Rewrite the records below, putting "body-line" in place of every "text-line" and leaving everything else unchanged.

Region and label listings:
:::::

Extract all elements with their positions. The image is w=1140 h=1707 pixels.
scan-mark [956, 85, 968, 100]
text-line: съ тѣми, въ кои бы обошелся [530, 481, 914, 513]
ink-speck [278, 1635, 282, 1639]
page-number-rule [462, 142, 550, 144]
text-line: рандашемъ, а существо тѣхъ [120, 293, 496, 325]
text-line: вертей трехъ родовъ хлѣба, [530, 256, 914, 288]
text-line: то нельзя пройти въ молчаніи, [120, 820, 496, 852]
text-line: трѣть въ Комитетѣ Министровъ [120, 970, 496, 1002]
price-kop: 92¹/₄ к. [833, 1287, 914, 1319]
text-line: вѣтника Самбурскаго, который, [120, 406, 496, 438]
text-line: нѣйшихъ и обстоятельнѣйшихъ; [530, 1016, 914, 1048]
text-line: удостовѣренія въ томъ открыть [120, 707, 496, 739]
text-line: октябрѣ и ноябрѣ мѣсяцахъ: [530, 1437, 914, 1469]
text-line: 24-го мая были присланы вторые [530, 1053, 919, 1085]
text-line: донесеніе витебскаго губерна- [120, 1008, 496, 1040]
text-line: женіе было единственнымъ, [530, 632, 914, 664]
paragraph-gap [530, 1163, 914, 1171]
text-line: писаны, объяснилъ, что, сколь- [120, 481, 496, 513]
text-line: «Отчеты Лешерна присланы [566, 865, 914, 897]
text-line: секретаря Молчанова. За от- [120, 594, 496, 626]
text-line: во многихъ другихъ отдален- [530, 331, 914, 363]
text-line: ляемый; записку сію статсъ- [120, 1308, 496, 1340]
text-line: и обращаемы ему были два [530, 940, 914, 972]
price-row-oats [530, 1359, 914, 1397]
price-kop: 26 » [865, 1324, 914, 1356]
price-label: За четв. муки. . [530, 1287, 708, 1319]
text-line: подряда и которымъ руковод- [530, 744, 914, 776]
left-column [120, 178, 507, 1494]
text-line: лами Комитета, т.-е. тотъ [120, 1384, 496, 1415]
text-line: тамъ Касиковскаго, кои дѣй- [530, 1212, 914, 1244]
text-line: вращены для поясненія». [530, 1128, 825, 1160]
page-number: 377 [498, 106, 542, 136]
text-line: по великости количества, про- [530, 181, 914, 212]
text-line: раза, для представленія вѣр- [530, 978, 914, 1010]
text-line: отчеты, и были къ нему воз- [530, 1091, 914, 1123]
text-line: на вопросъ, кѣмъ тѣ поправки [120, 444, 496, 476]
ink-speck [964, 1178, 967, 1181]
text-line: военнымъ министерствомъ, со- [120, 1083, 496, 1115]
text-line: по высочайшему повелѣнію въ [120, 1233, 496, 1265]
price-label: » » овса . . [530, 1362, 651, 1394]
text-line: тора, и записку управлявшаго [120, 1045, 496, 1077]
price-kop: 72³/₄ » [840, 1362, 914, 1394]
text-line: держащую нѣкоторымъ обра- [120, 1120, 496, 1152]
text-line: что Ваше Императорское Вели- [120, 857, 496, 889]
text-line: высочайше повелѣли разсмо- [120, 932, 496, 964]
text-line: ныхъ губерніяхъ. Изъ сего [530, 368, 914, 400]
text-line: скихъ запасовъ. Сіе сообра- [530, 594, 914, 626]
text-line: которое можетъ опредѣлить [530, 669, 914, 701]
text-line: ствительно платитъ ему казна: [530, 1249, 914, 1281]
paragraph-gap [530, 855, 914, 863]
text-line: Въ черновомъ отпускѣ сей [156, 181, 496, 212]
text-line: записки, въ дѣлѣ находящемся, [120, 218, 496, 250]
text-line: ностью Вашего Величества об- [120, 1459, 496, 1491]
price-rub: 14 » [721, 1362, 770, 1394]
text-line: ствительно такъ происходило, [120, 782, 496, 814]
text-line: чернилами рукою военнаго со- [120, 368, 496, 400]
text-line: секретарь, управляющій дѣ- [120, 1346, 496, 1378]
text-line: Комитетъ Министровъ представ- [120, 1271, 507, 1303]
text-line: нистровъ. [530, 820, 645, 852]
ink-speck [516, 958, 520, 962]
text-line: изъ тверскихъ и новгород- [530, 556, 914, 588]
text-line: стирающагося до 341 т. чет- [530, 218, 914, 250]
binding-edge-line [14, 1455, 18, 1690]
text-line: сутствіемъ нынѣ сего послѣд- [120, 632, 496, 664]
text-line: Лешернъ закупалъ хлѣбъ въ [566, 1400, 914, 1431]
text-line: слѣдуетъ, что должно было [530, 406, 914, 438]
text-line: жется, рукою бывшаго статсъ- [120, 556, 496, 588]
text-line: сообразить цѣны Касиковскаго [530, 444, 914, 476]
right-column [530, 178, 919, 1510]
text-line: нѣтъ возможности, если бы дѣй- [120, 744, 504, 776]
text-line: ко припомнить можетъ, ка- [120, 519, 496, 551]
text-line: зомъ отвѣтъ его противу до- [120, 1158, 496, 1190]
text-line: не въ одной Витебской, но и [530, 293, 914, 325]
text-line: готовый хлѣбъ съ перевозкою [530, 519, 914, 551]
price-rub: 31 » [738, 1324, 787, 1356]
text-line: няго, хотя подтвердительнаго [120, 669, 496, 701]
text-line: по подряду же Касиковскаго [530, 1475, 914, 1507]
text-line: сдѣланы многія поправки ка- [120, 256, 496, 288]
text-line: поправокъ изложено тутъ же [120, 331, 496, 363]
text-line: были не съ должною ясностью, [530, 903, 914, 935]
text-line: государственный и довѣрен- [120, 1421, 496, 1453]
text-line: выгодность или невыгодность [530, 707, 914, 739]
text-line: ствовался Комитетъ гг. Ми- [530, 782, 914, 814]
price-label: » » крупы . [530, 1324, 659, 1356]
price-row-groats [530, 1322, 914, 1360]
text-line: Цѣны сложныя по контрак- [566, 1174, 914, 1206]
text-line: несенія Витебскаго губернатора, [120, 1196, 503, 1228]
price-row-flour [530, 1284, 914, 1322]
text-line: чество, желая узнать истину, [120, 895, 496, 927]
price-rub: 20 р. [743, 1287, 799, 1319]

:::::

Final result
Extract all elements with their positions. The image is w=1140 h=1707 pixels.
scan-mark [956, 85, 968, 100]
body-line: съ тѣми, въ кои бы обошелся [530, 481, 914, 513]
ink-speck [278, 1635, 282, 1639]
page-number-rule [462, 142, 550, 144]
body-line: рандашемъ, а существо тѣхъ [120, 293, 496, 325]
body-line: вертей трехъ родовъ хлѣба, [530, 256, 914, 288]
body-line: то нельзя пройти въ молчаніи, [120, 820, 496, 852]
body-line: трѣть въ Комитетѣ Министровъ [120, 970, 496, 1002]
price-kop: 92¹/₄ к. [833, 1287, 914, 1319]
body-line: вѣтника Самбурскаго, который, [120, 406, 496, 438]
body-line: нѣйшихъ и обстоятельнѣйшихъ; [530, 1016, 914, 1048]
body-line: удостовѣренія въ томъ открыть [120, 707, 496, 739]
body-line: октябрѣ и ноябрѣ мѣсяцахъ: [530, 1437, 914, 1469]
body-line: 24-го мая были присланы вторые [530, 1053, 919, 1085]
body-line: донесеніе витебскаго губерна- [120, 1008, 496, 1040]
body-line: женіе было единственнымъ, [530, 632, 914, 664]
paragraph-gap [530, 1163, 914, 1171]
body-line: писаны, объяснилъ, что, сколь- [120, 481, 496, 513]
body-line: «Отчеты Лешерна присланы [566, 865, 914, 897]
body-line: секретаря Молчанова. За от- [120, 594, 496, 626]
body-line: во многихъ другихъ отдален- [530, 331, 914, 363]
body-line: ляемый; записку сію статсъ- [120, 1308, 496, 1340]
body-line: и обращаемы ему были два [530, 940, 914, 972]
price-row-oats [530, 1359, 914, 1397]
price-kop: 26 » [865, 1324, 914, 1356]
price-label: За четв. муки. . [530, 1287, 708, 1319]
body-line: подряда и которымъ руковод- [530, 744, 914, 776]
left-column [120, 178, 507, 1494]
body-line: лами Комитета, т.-е. тотъ [120, 1384, 496, 1415]
body-line: тамъ Касиковскаго, кои дѣй- [530, 1212, 914, 1244]
body-line: вращены для поясненія». [530, 1128, 825, 1160]
page-number: 377 [498, 106, 542, 136]
body-line: по великости количества, про- [530, 181, 914, 212]
body-line: раза, для представленія вѣр- [530, 978, 914, 1010]
body-line: отчеты, и были къ нему воз- [530, 1091, 914, 1123]
body-line: на вопросъ, кѣмъ тѣ поправки [120, 444, 496, 476]
ink-speck [964, 1178, 967, 1181]
body-line: военнымъ министерствомъ, со- [120, 1083, 496, 1115]
body-line: по высочайшему повелѣнію въ [120, 1233, 496, 1265]
price-label: » » овса . . [530, 1362, 651, 1394]
body-line: тора, и записку управлявшаго [120, 1045, 496, 1077]
price-kop: 72³/₄ » [840, 1362, 914, 1394]
body-line: держащую нѣкоторымъ обра- [120, 1120, 496, 1152]
body-line: что Ваше Императорское Вели- [120, 857, 496, 889]
body-line: высочайше повелѣли разсмо- [120, 932, 496, 964]
body-line: ныхъ губерніяхъ. Изъ сего [530, 368, 914, 400]
body-line: скихъ запасовъ. Сіе сообра- [530, 594, 914, 626]
body-line: которое можетъ опредѣлить [530, 669, 914, 701]
body-line: ствительно платитъ ему казна: [530, 1249, 914, 1281]
paragraph-gap [530, 855, 914, 863]
body-line: Въ черновомъ отпускѣ сей [156, 181, 496, 212]
body-line: записки, въ дѣлѣ находящемся, [120, 218, 496, 250]
body-line: ностью Вашего Величества об- [120, 1459, 496, 1491]
price-rub: 14 » [721, 1362, 770, 1394]
body-line: ствительно такъ происходило, [120, 782, 496, 814]
body-line: чернилами рукою военнаго со- [120, 368, 496, 400]
body-line: секретарь, управляющій дѣ- [120, 1346, 496, 1378]
body-line: Комитетъ Министровъ представ- [120, 1271, 507, 1303]
body-line: нистровъ. [530, 820, 645, 852]
ink-speck [516, 958, 520, 962]
body-line: изъ тверскихъ и новгород- [530, 556, 914, 588]
body-line: стирающагося до 341 т. чет- [530, 218, 914, 250]
binding-edge-line [14, 1455, 18, 1690]
body-line: сутствіемъ нынѣ сего послѣд- [120, 632, 496, 664]
body-line: Лешернъ закупалъ хлѣбъ въ [566, 1400, 914, 1431]
body-line: слѣдуетъ, что должно было [530, 406, 914, 438]
body-line: жется, рукою бывшаго статсъ- [120, 556, 496, 588]
body-line: сообразить цѣны Касиковскаго [530, 444, 914, 476]
right-column [530, 178, 919, 1510]
body-line: нѣтъ возможности, если бы дѣй- [120, 744, 504, 776]
body-line: ко припомнить можетъ, ка- [120, 519, 496, 551]
body-line: зомъ отвѣтъ его противу до- [120, 1158, 496, 1190]
body-line: не въ одной Витебской, но и [530, 293, 914, 325]
body-line: готовый хлѣбъ съ перевозкою [530, 519, 914, 551]
price-rub: 31 » [738, 1324, 787, 1356]
body-line: няго, хотя подтвердительнаго [120, 669, 496, 701]
body-line: по подряду же Касиковскаго [530, 1475, 914, 1507]
body-line: сдѣланы многія поправки ка- [120, 256, 496, 288]
body-line: поправокъ изложено тутъ же [120, 331, 496, 363]
body-line: были не съ должною ясностью, [530, 903, 914, 935]
body-line: государственный и довѣрен- [120, 1421, 496, 1453]
body-line: выгодность или невыгодность [530, 707, 914, 739]
body-line: ствовался Комитетъ гг. Ми- [530, 782, 914, 814]
price-label: » » крупы . [530, 1324, 659, 1356]
price-row-groats [530, 1322, 914, 1360]
body-line: Цѣны сложныя по контрак- [566, 1174, 914, 1206]
body-line: несенія Витебскаго губернатора, [120, 1196, 503, 1228]
price-row-flour [530, 1284, 914, 1322]
body-line: чество, желая узнать истину, [120, 895, 496, 927]
price-rub: 20 р. [743, 1287, 799, 1319]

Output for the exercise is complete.